* _The request_
Scan the material that follows. Copy every line containing the word "Crude".

* _Material provided_
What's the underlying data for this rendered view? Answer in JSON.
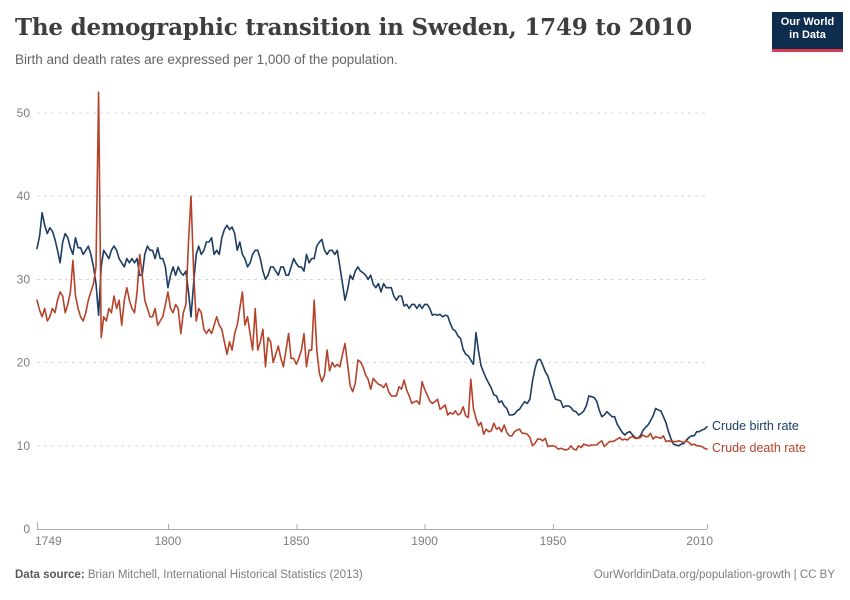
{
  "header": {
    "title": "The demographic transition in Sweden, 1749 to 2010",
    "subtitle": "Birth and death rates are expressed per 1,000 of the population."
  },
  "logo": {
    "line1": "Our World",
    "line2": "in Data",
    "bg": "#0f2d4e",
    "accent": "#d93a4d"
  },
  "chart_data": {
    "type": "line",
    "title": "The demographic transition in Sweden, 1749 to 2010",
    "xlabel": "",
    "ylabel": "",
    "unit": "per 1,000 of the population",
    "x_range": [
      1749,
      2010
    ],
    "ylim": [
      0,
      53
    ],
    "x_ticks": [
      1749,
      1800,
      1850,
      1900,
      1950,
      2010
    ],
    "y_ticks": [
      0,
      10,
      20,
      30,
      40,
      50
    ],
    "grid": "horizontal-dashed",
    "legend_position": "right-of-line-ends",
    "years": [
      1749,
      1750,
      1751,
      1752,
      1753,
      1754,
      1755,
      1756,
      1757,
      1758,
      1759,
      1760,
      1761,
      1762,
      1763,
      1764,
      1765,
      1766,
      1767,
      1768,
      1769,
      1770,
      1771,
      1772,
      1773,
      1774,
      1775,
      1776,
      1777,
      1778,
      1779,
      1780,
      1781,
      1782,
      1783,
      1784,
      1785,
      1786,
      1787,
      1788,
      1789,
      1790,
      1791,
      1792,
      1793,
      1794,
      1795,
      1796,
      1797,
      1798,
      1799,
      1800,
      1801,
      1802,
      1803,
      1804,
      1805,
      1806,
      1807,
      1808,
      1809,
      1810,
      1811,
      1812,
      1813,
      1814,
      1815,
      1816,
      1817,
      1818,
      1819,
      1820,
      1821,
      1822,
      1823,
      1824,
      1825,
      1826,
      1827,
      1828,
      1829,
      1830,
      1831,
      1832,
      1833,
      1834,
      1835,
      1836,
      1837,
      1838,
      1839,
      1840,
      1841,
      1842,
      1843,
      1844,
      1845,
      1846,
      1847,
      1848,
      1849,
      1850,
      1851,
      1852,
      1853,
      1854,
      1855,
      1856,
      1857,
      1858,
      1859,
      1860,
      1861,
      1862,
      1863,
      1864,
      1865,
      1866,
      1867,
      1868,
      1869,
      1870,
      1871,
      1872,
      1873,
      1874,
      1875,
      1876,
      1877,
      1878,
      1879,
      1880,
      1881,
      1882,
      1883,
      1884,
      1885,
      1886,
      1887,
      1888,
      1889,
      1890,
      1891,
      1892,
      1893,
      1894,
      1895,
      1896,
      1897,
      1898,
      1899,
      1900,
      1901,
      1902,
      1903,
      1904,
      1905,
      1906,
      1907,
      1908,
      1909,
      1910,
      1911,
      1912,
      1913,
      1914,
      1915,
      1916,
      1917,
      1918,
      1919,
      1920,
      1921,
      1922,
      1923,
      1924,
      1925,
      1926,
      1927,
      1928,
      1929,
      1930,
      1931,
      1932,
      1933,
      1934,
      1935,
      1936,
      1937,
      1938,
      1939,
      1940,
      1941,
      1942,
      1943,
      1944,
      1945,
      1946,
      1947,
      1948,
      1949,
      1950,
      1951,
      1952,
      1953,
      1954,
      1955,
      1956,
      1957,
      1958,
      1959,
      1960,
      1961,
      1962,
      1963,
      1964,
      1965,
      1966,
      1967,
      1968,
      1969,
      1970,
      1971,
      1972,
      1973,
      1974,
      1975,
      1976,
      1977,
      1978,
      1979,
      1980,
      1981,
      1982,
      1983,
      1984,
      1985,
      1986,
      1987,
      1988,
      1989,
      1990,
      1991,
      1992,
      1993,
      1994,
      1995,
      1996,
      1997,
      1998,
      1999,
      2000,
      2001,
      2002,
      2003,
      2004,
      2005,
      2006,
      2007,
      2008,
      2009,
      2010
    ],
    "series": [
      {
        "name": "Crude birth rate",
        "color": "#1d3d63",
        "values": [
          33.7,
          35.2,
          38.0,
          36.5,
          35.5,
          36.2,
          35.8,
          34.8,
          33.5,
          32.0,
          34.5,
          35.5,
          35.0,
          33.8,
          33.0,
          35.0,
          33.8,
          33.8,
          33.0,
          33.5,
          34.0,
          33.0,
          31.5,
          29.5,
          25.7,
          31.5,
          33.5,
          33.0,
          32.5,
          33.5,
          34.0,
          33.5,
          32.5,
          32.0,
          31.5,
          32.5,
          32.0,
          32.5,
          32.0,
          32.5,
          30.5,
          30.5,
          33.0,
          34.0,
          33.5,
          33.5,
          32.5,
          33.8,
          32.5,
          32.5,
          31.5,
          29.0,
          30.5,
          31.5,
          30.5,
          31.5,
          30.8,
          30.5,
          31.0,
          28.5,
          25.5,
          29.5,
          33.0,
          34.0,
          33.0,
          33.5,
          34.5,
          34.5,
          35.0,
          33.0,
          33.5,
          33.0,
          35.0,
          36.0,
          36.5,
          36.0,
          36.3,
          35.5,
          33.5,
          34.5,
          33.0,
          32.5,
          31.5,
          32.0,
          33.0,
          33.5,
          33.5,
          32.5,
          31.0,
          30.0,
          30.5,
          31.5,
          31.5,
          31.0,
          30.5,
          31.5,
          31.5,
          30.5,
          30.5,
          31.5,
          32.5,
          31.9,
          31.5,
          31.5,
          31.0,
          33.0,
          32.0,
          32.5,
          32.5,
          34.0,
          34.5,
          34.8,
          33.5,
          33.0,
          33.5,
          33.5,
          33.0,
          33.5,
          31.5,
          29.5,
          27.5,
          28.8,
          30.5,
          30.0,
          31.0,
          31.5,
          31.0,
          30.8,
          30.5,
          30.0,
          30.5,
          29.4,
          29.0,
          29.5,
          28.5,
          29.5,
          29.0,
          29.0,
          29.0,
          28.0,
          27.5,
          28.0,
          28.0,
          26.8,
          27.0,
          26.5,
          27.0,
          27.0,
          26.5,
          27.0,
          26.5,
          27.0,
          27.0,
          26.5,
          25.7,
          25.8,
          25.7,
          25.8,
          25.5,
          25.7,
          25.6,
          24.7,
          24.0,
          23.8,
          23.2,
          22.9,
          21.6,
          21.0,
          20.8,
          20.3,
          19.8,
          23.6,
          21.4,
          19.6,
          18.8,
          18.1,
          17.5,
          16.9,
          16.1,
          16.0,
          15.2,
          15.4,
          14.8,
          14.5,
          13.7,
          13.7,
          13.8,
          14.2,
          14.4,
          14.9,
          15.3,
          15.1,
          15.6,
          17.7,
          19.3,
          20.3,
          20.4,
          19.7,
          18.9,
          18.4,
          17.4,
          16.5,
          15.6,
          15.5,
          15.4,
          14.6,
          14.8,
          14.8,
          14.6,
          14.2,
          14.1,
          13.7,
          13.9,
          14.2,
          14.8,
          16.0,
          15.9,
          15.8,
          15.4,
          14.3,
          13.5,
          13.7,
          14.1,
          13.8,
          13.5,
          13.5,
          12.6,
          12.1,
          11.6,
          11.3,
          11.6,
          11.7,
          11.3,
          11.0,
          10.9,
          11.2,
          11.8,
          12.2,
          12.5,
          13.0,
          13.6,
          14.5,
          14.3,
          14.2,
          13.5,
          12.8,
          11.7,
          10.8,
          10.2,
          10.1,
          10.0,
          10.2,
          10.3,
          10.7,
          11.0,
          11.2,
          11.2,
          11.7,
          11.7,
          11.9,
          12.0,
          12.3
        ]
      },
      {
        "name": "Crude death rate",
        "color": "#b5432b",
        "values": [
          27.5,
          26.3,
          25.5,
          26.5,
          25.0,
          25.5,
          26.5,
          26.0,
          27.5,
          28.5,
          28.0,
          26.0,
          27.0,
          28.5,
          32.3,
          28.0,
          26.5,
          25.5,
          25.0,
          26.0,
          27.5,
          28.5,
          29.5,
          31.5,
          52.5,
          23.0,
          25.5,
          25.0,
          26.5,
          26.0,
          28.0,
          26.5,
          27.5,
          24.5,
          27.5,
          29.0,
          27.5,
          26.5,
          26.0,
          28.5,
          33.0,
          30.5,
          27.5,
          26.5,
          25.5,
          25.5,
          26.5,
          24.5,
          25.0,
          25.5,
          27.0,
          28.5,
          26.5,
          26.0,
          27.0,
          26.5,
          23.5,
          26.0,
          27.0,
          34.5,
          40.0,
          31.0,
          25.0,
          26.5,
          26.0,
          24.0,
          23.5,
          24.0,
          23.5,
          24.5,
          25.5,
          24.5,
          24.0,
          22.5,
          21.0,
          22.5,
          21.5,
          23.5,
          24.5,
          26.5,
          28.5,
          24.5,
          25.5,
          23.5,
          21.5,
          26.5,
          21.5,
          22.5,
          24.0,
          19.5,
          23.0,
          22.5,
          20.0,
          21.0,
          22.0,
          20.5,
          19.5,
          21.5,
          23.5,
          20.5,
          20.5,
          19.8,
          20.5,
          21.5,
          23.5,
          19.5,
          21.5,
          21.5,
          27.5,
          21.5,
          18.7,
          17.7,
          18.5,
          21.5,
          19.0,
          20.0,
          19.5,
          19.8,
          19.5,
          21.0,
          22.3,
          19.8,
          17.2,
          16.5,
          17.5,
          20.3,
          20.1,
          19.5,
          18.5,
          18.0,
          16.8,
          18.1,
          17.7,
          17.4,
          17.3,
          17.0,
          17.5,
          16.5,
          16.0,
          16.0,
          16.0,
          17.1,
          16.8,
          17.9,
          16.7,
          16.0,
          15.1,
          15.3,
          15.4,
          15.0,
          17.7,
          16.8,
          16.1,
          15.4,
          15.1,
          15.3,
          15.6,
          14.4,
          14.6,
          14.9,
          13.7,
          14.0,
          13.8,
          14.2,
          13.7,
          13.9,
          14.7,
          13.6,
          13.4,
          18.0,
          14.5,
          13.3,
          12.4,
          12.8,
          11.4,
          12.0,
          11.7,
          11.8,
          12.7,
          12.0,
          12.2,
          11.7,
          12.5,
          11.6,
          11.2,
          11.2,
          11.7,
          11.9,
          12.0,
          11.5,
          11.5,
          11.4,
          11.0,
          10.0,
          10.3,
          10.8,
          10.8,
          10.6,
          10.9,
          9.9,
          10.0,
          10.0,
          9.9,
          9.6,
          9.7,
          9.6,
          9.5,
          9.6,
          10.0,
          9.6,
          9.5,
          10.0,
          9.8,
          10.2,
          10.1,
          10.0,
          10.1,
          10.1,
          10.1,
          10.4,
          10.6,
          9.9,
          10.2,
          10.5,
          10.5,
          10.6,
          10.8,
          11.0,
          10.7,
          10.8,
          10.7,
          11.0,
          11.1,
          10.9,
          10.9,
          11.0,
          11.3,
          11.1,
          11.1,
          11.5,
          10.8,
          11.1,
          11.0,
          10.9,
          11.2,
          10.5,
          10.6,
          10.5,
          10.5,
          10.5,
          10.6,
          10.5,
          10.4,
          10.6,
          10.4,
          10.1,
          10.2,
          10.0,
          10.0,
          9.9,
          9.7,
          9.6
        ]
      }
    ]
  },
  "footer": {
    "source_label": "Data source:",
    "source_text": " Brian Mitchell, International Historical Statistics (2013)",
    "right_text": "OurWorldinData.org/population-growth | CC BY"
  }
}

* _Task answer_
        "name": "Crude birth rate",
        "name": "Crude death rate",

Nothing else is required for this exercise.